EXERCISE INSTRUCTIONS
Reproduce the rows from the very first line through the line that contains "y-tick-label: 15,000,000 (4, 48, 66, 62)", substituting "bounding boxes" for "bboxes" and leaving everything else unchanged. Omit the pictures from your output.

******************************

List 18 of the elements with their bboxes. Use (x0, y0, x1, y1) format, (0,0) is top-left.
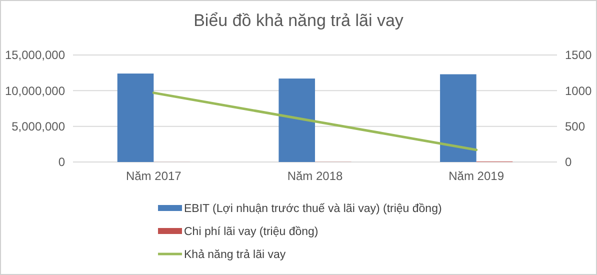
legend-label: Chi phí lãi vay (triệu đồng) (184, 226, 318, 238)
bar (440, 74, 476, 162)
y2-tick-label: 1000 (565, 84, 592, 98)
y-tick-label: 15,000,000 (4, 48, 66, 62)
x-tick-label: Năm 2019 (448, 169, 504, 183)
legend-label: EBIT (Lợi nhuận trước thuế và lãi vay) (triệu đồng) (184, 203, 442, 216)
legend-label: Khả năng trả lãi vay (184, 249, 286, 262)
chart-title: Biểu đồ khả năng trả lãi vay (194, 11, 404, 30)
x-tick-label: Năm 2017 (126, 169, 182, 183)
y-tick-label: 5,000,000 (12, 120, 66, 134)
y2-tick-label: 500 (565, 120, 586, 134)
y2-tick-label: 1500 (565, 48, 592, 62)
y-tick-label: 10,000,000 (4, 84, 66, 98)
y2-tick-label: 0 (565, 155, 572, 170)
x-tick-label: Năm 2018 (287, 169, 344, 183)
y-tick-label: 0 (58, 155, 66, 170)
bar (117, 74, 154, 162)
bar (278, 78, 315, 162)
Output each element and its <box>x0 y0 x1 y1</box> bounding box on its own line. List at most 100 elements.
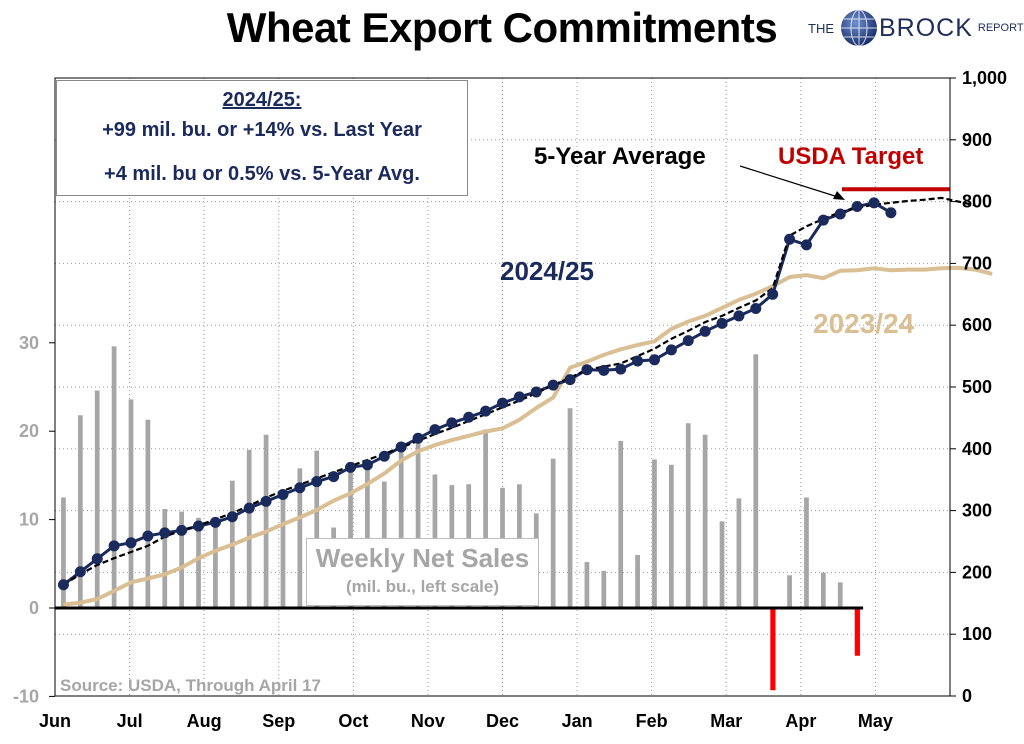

******************************

PROBLEM SOLUTION
List 18 of the elements with their bounding boxes. Use (x0, y0, x1, y1) format, (0,0) is top-left.
legend-label: Chi phí lãi vay (triệu đồng) (184, 226, 318, 238)
bar (440, 74, 476, 162)
y2-tick-label: 1000 (565, 84, 592, 98)
y-tick-label: 15,000,000 (4, 48, 66, 62)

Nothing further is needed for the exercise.